DATA SHOWN:
— Begin —

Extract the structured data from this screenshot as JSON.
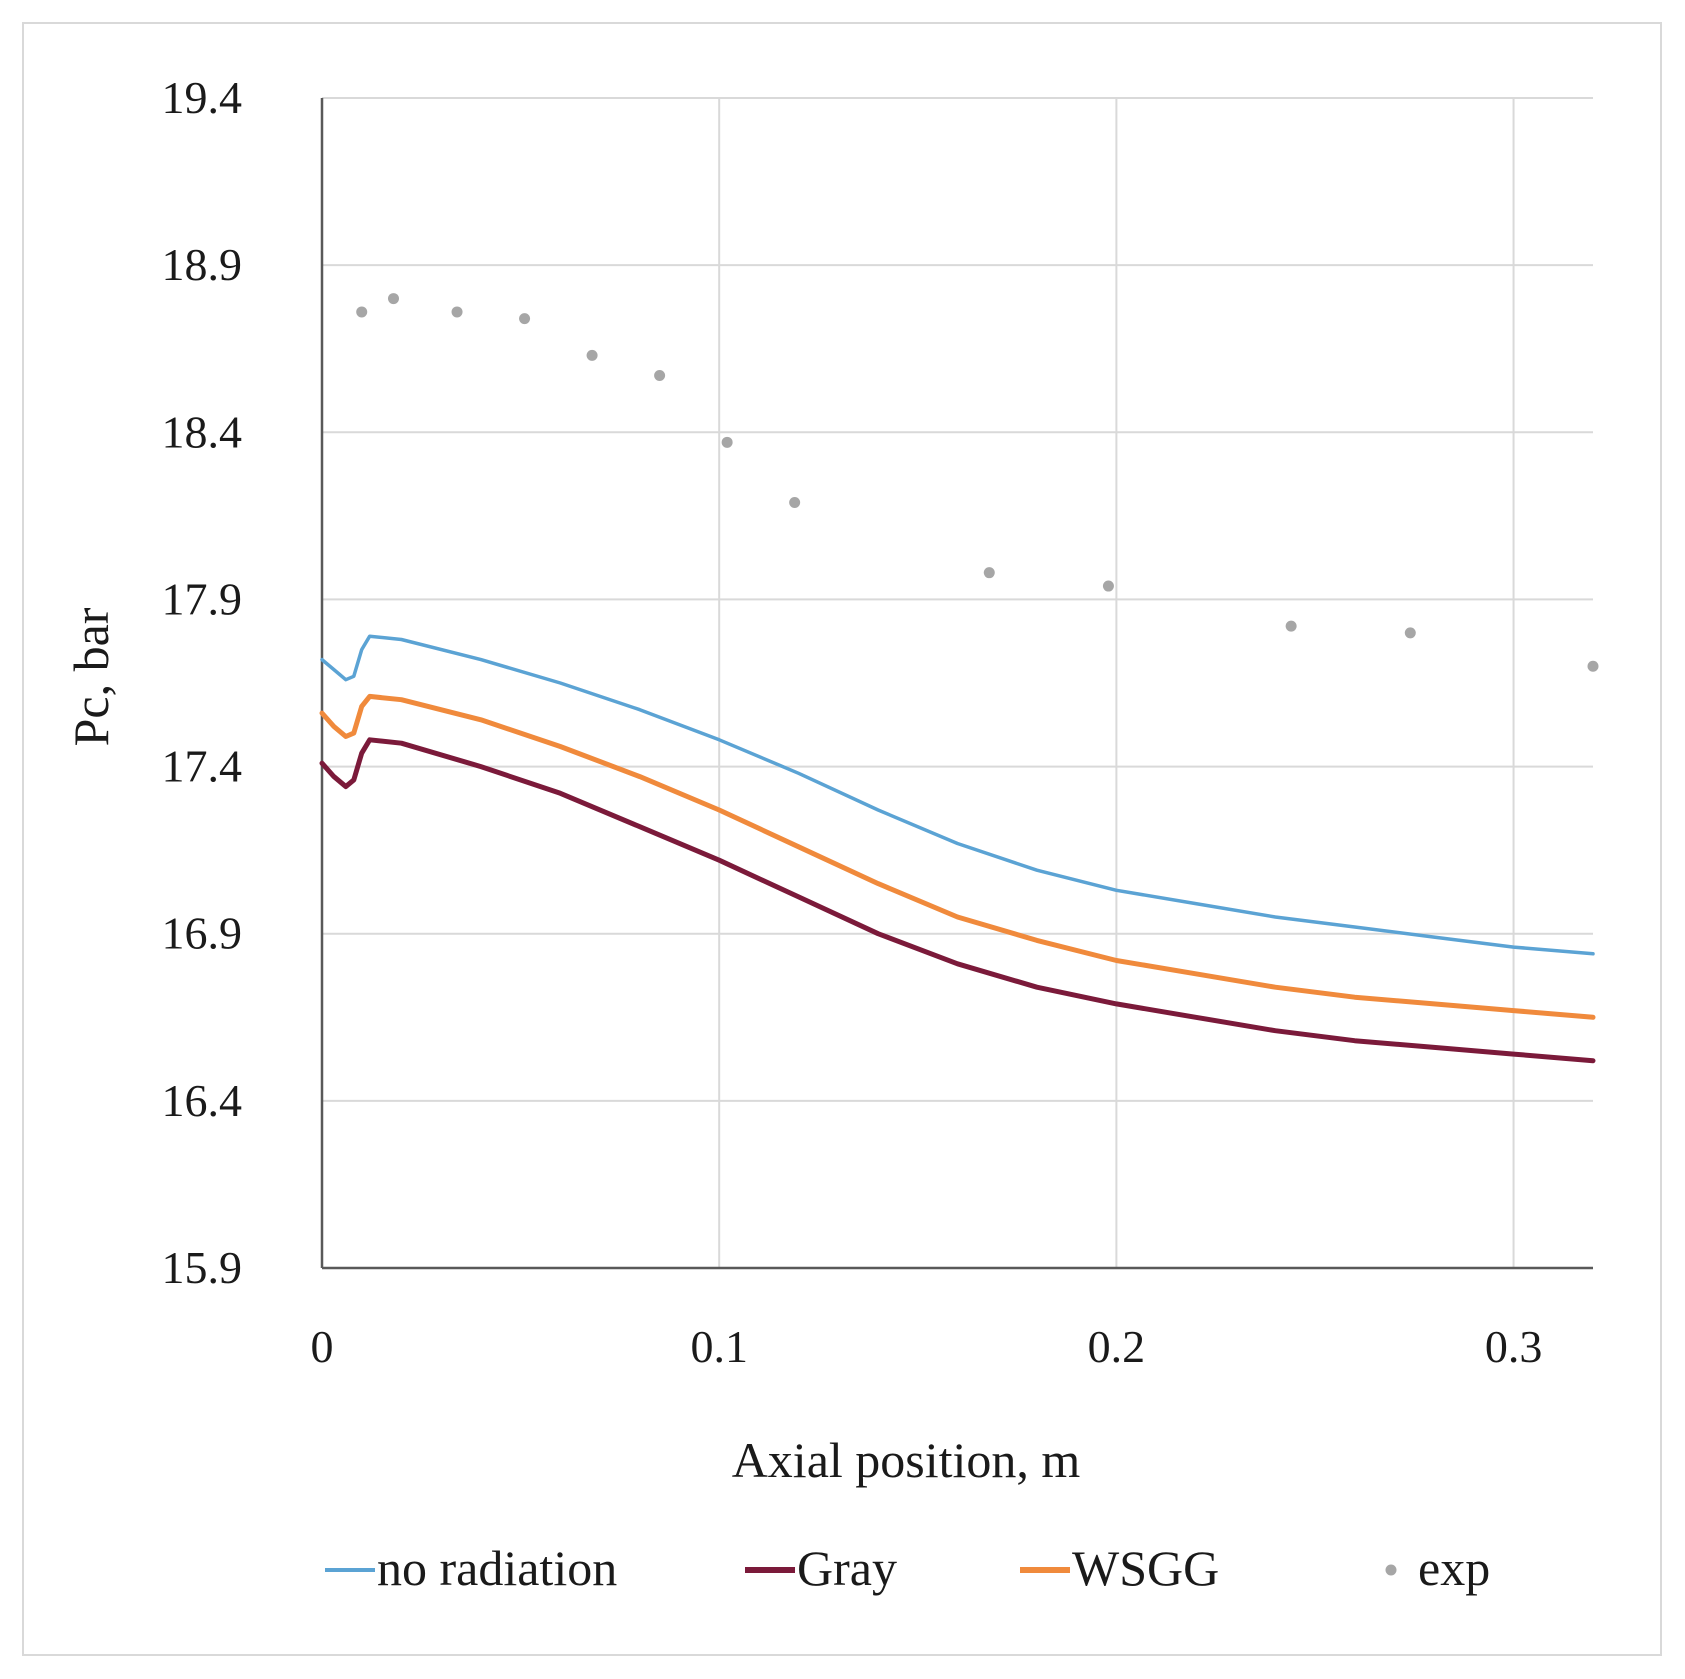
{
  "chart_data": {
    "type": "line",
    "xlabel": "Axial position, m",
    "ylabel": "Pc, bar",
    "xlim": [
      0,
      0.32
    ],
    "ylim": [
      15.9,
      19.4
    ],
    "xticks": [
      0,
      0.1,
      0.2,
      0.3
    ],
    "xtick_labels": [
      "0",
      "0.1",
      "0.2",
      "0.3"
    ],
    "yticks": [
      15.9,
      16.4,
      16.9,
      17.4,
      17.9,
      18.4,
      18.9,
      19.4
    ],
    "ytick_labels": [
      "15.9",
      "16.4",
      "16.9",
      "17.4",
      "17.9",
      "18.4",
      "18.9",
      "19.4"
    ],
    "grid": true,
    "legend_position": "bottom",
    "series": [
      {
        "name": "no radiation",
        "kind": "line",
        "color": "#5ba3d4",
        "x": [
          0,
          0.003,
          0.006,
          0.008,
          0.01,
          0.012,
          0.02,
          0.04,
          0.06,
          0.08,
          0.1,
          0.12,
          0.14,
          0.16,
          0.18,
          0.2,
          0.22,
          0.24,
          0.26,
          0.28,
          0.3,
          0.32
        ],
        "y": [
          17.72,
          17.69,
          17.66,
          17.67,
          17.75,
          17.79,
          17.78,
          17.72,
          17.65,
          17.57,
          17.48,
          17.38,
          17.27,
          17.17,
          17.09,
          17.03,
          16.99,
          16.95,
          16.92,
          16.89,
          16.86,
          16.84
        ]
      },
      {
        "name": "Gray",
        "kind": "line",
        "color": "#7b1a3a",
        "x": [
          0,
          0.003,
          0.006,
          0.008,
          0.01,
          0.012,
          0.02,
          0.04,
          0.06,
          0.08,
          0.1,
          0.12,
          0.14,
          0.16,
          0.18,
          0.2,
          0.22,
          0.24,
          0.26,
          0.28,
          0.3,
          0.32
        ],
        "y": [
          17.41,
          17.37,
          17.34,
          17.36,
          17.44,
          17.48,
          17.47,
          17.4,
          17.32,
          17.22,
          17.12,
          17.01,
          16.9,
          16.81,
          16.74,
          16.69,
          16.65,
          16.61,
          16.58,
          16.56,
          16.54,
          16.52
        ]
      },
      {
        "name": "WSGG",
        "kind": "line",
        "color": "#f08a3c",
        "x": [
          0,
          0.003,
          0.006,
          0.008,
          0.01,
          0.012,
          0.02,
          0.04,
          0.06,
          0.08,
          0.1,
          0.12,
          0.14,
          0.16,
          0.18,
          0.2,
          0.22,
          0.24,
          0.26,
          0.28,
          0.3,
          0.32
        ],
        "y": [
          17.56,
          17.52,
          17.49,
          17.5,
          17.58,
          17.61,
          17.6,
          17.54,
          17.46,
          17.37,
          17.27,
          17.16,
          17.05,
          16.95,
          16.88,
          16.82,
          16.78,
          16.74,
          16.71,
          16.69,
          16.67,
          16.65
        ]
      },
      {
        "name": "exp",
        "kind": "scatter",
        "color": "#a6a6a6",
        "x": [
          0.01,
          0.018,
          0.034,
          0.051,
          0.068,
          0.085,
          0.102,
          0.119,
          0.168,
          0.198,
          0.244,
          0.274,
          0.32
        ],
        "y": [
          18.76,
          18.8,
          18.76,
          18.74,
          18.63,
          18.57,
          18.37,
          18.19,
          17.98,
          17.94,
          17.82,
          17.8,
          17.7
        ]
      }
    ]
  }
}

— End —

Select and copy every line of the listing with the word "name".

        "name": "no radiation",
        "name": "Gray",
        "name": "WSGG",
        "name": "exp",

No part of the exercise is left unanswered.